TEXTO FORNECIDO:
*-*-*

26/03/2013 - 00:00
Depois
de todas as vicissitudes do processo da Casa Pia, a ideia é que o sistema
judicial parece continuar a não ser capaz de conviver com os casos mediáticos.
Passaram mais de dez anos, multiplicaram-se polémicas e
acusações, alteraram-se códigos e leis e os tribunais decretaram as penas, mas
ninguém parece estar em condições de garantir que tudo não volte a acontecer. A
questão, dizem, é que as mudanças foram induzidas pelos casos concretos e as
instituições continuam a não estar preparadas para lidar com os megaprocessos e
o mediatismo decorrente do envolvimento de poderosos e figuras públicas.
"Não é um problema de leis, mas de atitudes", diz o
professor Costa Andrade, concluindo que, apesar das muitas lições retiradas do
caso da Casa Pia, continua não ter "razões para crer que isto vá melhorar
muito". Para este catedrático da Universidade de Coimbra especialista em
direito penal, é ainda "preciso criar condições para que a Justiça
funcione apenas dentro do seu próprio espaço", o que de todo não aconteceu
neste processo.
"Houve mudanças, mas o seu efeito é ainda difícil de
avaliar", adianta o académico, mostrando-se convencido que esta é uma
questão com a qual o sistema se continuará a confrontar. "São problemas de
todos os megaprocessos, dos casos mais mediáticos", avalia. Sublinha a
"circunstância de se terem juntado personagens mediáticos, gente influente
e ligações ao poder".
E depois das lições deste caso e das mudanças nas leis não há
garantias de que tudo não se voltará a repetir? "Claro que não. Basta que
haja um processo em que a opinião pública se envolva da mesma maneira",
sentencia o advogado Rodrigo Santiago, para quem "este processo nasceu
torto e nunca se endireitou".
No mesmo sentido vai o bastonário dos advogados, que, no
entanto, desdramatiza a questão. "Nenhum sistema judicial está preparado
para coisas excepcionais", garante Marinho Pinto. Uma perspectiva que não
diverge da de alguns juízes.

*-*-*

O QUE FAZER:
1 – Extraia do texto sobre o processo da Casa Pia o trecho que vai de "26/03/2013 - 00:00" a "e figuras públicas.", sem qualquer alteração.
2 – Por favor, reescreva de forma mais breve o parágrafo do texto sobre o processo da Casa Pia que começa por "Não é um problema de leis, mas de atitudes", mantendo os factos principais.
3 – Segundo o texto sobre o processo da Casa Pia, quem é o bastonário dos advogados?

Dados de anotação de caixas
*-*-*

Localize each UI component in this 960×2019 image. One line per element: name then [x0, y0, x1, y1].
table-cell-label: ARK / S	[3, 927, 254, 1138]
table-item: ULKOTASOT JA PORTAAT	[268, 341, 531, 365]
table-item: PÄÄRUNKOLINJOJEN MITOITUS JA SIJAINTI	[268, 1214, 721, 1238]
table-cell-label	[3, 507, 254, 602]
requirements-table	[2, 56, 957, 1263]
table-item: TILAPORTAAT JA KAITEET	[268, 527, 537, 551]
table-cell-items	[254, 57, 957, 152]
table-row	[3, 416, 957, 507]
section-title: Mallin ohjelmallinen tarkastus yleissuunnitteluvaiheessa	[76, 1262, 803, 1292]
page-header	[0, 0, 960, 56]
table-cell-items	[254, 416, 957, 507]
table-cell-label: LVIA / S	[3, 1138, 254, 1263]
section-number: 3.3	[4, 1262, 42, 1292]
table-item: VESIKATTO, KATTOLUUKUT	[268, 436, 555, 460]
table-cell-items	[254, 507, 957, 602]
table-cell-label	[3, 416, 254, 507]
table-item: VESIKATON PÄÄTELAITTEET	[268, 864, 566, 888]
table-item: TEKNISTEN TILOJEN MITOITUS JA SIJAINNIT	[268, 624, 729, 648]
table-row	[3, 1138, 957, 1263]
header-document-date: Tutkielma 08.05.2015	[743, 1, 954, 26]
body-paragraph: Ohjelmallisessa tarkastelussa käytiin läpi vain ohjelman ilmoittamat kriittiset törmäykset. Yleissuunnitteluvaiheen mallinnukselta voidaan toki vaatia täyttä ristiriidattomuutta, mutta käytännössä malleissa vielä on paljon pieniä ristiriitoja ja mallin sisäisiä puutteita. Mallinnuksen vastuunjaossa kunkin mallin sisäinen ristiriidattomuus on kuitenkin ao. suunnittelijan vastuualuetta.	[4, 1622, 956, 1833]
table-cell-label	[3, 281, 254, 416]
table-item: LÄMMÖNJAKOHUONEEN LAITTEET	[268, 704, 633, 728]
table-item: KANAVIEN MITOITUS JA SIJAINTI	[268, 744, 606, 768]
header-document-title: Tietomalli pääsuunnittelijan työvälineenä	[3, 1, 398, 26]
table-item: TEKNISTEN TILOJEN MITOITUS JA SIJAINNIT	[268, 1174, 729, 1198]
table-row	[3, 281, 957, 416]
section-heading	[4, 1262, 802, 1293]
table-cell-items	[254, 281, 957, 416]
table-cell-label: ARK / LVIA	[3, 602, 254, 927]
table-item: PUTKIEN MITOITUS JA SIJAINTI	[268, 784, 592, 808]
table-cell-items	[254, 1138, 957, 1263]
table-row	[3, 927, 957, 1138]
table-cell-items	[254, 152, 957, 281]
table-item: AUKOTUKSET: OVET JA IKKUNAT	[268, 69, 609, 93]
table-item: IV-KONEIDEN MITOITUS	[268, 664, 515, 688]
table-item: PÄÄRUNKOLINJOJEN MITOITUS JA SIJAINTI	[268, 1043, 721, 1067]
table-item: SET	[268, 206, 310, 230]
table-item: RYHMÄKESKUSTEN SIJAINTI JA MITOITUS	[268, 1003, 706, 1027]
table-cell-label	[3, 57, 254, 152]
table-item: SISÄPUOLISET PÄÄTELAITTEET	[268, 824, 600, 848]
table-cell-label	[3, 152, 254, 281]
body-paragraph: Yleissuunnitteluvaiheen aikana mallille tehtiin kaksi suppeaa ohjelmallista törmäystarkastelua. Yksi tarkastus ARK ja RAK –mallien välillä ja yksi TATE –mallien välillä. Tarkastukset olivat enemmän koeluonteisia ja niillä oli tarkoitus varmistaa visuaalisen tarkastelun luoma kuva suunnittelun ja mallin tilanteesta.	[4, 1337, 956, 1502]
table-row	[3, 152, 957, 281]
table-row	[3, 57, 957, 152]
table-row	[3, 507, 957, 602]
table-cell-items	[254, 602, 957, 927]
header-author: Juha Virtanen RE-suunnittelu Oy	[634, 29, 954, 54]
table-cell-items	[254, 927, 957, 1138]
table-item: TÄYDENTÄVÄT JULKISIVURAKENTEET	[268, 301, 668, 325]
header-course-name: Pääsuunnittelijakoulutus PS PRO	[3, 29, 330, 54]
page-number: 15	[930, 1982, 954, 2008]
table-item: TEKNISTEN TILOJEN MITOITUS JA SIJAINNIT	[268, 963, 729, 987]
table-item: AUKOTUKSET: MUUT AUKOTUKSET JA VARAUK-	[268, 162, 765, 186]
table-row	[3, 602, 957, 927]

*-*-*

RESPOSTAS POR TAREFA:
1 –
26/03/2013 - 00:00
Depois
de todas as vicissitudes do processo da Casa Pia, a ideia é que o sistema
judicial parece continuar a não ser capaz de conviver com os casos mediáticos.
Passaram mais de dez anos, multiplicaram-se polémicas e
acusações, alteraram-se códigos e leis e os tribunais decretaram as penas, mas
ninguém parece estar em condições de garantir que tudo não volte a acontecer. A
questão, dizem, é que as mudanças foram induzidas pelos casos concretos e as
instituições continuam a não estar preparadas para lidar com os megaprocessos e
o mediatismo decorrente do envolvimento de poderosos e figuras públicas.

2 – Costa Andrade, catedrático de direito penal da Universidade de Coimbra, afirma que o problema é de atitudes e não de leis. Apesar das lições retiradas do caso da Casa Pia, não vê razões para crer que a situação melhore muito. Defende ainda que é preciso criar condições para a Justiça funcionar apenas dentro do seu próprio espaço, o que não aconteceu neste processo.

3 – Marinho Pinto.